* [READING TEXT]
····················

Dave’s course resists the brutal cobbled climb of Victoria Street, seen above, and instead riders would speed past this and through the flat of the Cowgate and under the South bridge. The road takes you slightly downhill through the lower reaches of old town to Holyrood road. The streets and closes are host to numerous historic tales and ghost stories – plenty for Phil Liggett and Paul Sherwen to witter on about as the sprinters coast round early on.
Turning sharply right, the course climbs and rolls around Arthur’s Seat, one of Edinburgh’s seven hills. It opens out and allows the helicopter to get some scenic panoramas and overhead shots. Fans could be packed in in their thousands around here, giving access to many more people than the narrow confines of the old town. This loop frequently hosts to triathlons and duathlons, with the duathlon world championships held there in 2010.
At the end of the Arthur’s Seat loop, the course comes past the Scottish Parliament and Holyrood Palace, giving further opportunity for TV shots and commentary, as well as a series of turns to test the riders.
From there it’s a straight run through the Canongate and back up the High Street, also known as Edinburgh’s Royal Mile, to a spectacular finish on the Castle Esplanade. This long cobbled drag would be agony for any rider wishing to contest the overall.
The wide castle esplanade is ideal for the finish, with plenty of space for team buses, media and spectators. It is no stranger to big events – every year the concourse hosts the Royal Military Tattoo, a parade/show that runs for the full three weeks of the Edinburgh International Festival.

····················

(Data listing)
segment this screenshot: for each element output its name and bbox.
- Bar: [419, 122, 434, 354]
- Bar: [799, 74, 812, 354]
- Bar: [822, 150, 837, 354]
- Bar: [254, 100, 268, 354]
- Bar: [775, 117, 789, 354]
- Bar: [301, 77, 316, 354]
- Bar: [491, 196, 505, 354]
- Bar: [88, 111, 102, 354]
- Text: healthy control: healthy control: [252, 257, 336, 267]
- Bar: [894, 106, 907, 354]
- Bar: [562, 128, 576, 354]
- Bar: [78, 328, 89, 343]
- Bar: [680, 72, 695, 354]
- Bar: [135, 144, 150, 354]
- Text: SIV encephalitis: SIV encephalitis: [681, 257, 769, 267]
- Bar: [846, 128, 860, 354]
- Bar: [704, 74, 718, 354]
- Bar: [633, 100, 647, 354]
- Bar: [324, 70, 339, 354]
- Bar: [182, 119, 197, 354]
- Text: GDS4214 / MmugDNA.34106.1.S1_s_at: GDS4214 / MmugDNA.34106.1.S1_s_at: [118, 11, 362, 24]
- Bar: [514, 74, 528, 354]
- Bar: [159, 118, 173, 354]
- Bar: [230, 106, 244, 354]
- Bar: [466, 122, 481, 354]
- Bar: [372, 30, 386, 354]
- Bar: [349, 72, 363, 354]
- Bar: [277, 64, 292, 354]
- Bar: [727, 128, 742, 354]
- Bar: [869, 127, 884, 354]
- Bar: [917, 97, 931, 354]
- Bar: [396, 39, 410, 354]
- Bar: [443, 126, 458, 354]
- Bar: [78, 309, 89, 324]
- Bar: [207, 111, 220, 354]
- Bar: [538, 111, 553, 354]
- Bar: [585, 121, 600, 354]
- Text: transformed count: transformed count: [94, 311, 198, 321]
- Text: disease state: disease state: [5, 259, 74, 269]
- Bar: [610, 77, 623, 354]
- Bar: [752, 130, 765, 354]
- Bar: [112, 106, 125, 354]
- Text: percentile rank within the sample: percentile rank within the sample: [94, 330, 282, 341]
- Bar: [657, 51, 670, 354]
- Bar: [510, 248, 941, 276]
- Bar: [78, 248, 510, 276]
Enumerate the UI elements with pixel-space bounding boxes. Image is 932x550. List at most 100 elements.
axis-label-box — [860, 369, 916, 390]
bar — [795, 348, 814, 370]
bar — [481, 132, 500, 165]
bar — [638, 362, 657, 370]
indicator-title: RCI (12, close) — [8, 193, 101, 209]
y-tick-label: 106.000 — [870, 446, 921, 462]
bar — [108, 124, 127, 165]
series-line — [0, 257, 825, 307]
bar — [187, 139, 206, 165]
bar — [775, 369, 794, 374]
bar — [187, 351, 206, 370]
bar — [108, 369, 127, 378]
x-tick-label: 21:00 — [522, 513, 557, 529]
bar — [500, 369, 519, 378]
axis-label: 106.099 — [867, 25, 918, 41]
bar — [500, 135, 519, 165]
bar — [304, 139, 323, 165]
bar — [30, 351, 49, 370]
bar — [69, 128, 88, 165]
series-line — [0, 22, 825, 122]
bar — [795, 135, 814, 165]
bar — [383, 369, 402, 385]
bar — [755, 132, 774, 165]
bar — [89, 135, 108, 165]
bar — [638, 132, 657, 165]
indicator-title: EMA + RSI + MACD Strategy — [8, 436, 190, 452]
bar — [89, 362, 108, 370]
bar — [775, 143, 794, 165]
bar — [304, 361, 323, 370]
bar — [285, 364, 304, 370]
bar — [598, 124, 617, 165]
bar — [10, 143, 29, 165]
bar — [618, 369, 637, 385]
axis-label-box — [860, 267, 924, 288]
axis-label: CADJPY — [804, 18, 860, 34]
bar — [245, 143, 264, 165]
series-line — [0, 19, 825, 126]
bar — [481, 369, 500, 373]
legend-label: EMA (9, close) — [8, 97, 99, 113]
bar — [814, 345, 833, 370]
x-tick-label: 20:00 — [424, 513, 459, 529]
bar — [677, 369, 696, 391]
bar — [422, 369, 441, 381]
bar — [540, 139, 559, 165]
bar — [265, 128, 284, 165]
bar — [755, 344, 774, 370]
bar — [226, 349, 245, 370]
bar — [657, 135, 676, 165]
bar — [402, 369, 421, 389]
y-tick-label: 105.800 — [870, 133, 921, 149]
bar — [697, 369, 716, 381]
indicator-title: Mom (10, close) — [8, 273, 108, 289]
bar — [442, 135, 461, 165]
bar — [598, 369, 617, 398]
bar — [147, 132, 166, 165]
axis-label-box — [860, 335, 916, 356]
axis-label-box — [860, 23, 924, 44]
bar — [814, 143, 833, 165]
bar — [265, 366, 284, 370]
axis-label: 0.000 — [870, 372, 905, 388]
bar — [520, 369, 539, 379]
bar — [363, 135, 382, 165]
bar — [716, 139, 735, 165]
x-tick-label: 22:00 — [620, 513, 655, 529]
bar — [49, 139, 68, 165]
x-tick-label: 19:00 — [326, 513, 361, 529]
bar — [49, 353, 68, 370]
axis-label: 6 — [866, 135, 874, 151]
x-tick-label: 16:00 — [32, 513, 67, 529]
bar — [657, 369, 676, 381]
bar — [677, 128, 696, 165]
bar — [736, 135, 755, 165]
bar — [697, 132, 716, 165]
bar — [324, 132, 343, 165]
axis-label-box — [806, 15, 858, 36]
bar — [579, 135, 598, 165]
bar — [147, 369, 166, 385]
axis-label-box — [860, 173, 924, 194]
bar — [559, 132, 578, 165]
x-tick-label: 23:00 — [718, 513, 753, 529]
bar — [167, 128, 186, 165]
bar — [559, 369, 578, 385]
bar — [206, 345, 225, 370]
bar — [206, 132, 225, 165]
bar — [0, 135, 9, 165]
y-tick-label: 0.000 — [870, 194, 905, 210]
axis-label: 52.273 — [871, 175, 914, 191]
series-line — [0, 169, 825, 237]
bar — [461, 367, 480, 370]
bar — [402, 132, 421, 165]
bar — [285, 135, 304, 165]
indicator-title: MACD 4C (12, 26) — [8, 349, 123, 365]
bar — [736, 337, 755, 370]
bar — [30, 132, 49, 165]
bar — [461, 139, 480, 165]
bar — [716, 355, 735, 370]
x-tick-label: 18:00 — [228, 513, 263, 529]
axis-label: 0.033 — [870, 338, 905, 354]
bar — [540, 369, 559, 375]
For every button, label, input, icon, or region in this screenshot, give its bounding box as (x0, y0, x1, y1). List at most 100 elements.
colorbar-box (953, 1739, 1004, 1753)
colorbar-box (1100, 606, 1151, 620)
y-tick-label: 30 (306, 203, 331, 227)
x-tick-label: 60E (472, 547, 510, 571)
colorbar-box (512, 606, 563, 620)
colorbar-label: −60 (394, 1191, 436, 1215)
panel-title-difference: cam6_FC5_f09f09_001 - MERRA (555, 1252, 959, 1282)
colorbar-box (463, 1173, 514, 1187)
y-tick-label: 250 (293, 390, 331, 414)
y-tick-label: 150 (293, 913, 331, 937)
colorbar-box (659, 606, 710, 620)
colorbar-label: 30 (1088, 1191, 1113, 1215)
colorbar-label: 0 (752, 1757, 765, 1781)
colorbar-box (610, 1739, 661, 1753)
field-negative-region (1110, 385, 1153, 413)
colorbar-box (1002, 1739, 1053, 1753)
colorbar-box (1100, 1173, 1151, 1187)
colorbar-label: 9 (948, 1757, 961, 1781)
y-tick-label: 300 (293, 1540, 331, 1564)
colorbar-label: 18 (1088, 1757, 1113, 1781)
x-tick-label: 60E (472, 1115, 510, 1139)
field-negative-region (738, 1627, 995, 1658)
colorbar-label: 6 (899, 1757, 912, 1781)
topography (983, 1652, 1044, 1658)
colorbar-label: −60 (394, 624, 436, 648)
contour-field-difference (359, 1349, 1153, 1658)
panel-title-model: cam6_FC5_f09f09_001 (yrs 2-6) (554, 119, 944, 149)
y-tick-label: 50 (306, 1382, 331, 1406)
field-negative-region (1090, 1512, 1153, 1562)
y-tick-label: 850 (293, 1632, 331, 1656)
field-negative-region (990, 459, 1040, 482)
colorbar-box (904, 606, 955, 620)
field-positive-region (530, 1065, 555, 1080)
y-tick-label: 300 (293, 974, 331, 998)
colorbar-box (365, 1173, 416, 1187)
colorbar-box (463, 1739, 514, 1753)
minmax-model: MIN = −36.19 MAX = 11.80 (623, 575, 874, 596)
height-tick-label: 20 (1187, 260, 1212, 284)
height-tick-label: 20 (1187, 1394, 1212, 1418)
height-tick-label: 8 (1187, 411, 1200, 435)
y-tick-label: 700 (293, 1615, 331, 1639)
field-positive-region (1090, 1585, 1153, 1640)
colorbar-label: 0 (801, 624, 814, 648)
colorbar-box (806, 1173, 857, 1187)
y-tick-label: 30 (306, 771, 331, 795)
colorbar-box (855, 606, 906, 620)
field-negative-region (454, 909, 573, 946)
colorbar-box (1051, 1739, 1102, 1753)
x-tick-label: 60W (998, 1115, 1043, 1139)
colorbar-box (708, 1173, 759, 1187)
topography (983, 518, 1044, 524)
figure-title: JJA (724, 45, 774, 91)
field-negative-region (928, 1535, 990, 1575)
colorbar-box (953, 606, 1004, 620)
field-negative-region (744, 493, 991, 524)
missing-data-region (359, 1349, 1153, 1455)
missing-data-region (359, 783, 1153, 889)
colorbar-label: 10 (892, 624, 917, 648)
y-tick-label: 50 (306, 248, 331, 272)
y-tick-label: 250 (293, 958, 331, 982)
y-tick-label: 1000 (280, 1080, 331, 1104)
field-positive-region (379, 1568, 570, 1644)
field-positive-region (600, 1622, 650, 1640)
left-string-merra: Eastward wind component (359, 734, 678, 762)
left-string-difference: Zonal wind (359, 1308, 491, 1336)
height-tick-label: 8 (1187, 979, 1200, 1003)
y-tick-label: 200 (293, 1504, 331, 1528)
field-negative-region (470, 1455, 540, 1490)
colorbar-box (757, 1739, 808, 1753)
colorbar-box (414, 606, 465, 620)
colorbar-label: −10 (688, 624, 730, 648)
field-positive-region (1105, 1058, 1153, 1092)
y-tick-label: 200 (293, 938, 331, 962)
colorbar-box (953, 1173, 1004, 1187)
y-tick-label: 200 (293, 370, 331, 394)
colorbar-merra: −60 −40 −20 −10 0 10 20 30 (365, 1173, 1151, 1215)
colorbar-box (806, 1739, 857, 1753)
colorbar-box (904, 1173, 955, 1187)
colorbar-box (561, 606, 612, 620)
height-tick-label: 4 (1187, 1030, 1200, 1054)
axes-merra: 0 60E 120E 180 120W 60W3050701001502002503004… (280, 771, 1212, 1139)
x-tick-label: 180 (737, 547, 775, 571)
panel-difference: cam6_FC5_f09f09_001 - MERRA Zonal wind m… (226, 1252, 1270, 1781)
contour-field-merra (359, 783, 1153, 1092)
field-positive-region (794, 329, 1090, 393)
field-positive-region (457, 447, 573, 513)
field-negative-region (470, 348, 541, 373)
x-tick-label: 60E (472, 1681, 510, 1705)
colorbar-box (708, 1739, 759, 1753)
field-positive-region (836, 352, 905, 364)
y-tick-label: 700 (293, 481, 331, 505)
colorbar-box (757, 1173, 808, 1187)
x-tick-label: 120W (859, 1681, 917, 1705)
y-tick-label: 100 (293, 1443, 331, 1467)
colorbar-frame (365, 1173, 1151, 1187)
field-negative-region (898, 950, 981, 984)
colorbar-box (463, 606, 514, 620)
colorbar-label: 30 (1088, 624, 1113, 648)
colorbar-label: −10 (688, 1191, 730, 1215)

····················

* [PROBLEMS AND TASKS]
• a. In the text on the Edinburgh course, where is the finish?
• b. Switch "Bar" to "Column" in the records from their first line up to and including the line with "- Bar: [78, 248, 510, 276]", and give those lines with nothing else changed.

* [ANSWERS TO THE EXERCISE]
• a. On the Castle Esplanade.

• b.
segment this screenshot: for each element output its name and bbox.
- Column: [419, 122, 434, 354]
- Column: [799, 74, 812, 354]
- Column: [822, 150, 837, 354]
- Column: [254, 100, 268, 354]
- Column: [775, 117, 789, 354]
- Column: [301, 77, 316, 354]
- Column: [491, 196, 505, 354]
- Column: [88, 111, 102, 354]
- Text: healthy control: healthy control: [252, 257, 336, 267]
- Column: [894, 106, 907, 354]
- Column: [562, 128, 576, 354]
- Column: [78, 328, 89, 343]
- Column: [680, 72, 695, 354]
- Column: [135, 144, 150, 354]
- Text: SIV encephalitis: SIV encephalitis: [681, 257, 769, 267]
- Column: [846, 128, 860, 354]
- Column: [704, 74, 718, 354]
- Column: [633, 100, 647, 354]
- Column: [324, 70, 339, 354]
- Column: [182, 119, 197, 354]
- Text: GDS4214 / MmugDNA.34106.1.S1_s_at: GDS4214 / MmugDNA.34106.1.S1_s_at: [118, 11, 362, 24]
- Column: [514, 74, 528, 354]
- Column: [159, 118, 173, 354]
- Column: [230, 106, 244, 354]
- Column: [466, 122, 481, 354]
- Column: [372, 30, 386, 354]
- Column: [349, 72, 363, 354]
- Column: [277, 64, 292, 354]
- Column: [727, 128, 742, 354]
- Column: [869, 127, 884, 354]
- Column: [917, 97, 931, 354]
- Column: [396, 39, 410, 354]
- Column: [443, 126, 458, 354]
- Column: [78, 309, 89, 324]
- Column: [207, 111, 220, 354]
- Column: [538, 111, 553, 354]
- Column: [585, 121, 600, 354]
- Text: transformed count: transformed count: [94, 311, 198, 321]
- Text: disease state: disease state: [5, 259, 74, 269]
- Column: [610, 77, 623, 354]
- Column: [752, 130, 765, 354]
- Column: [112, 106, 125, 354]
- Text: percentile rank within the sample: percentile rank within the sample: [94, 330, 282, 341]
- Column: [657, 51, 670, 354]
- Column: [510, 248, 941, 276]
- Column: [78, 248, 510, 276]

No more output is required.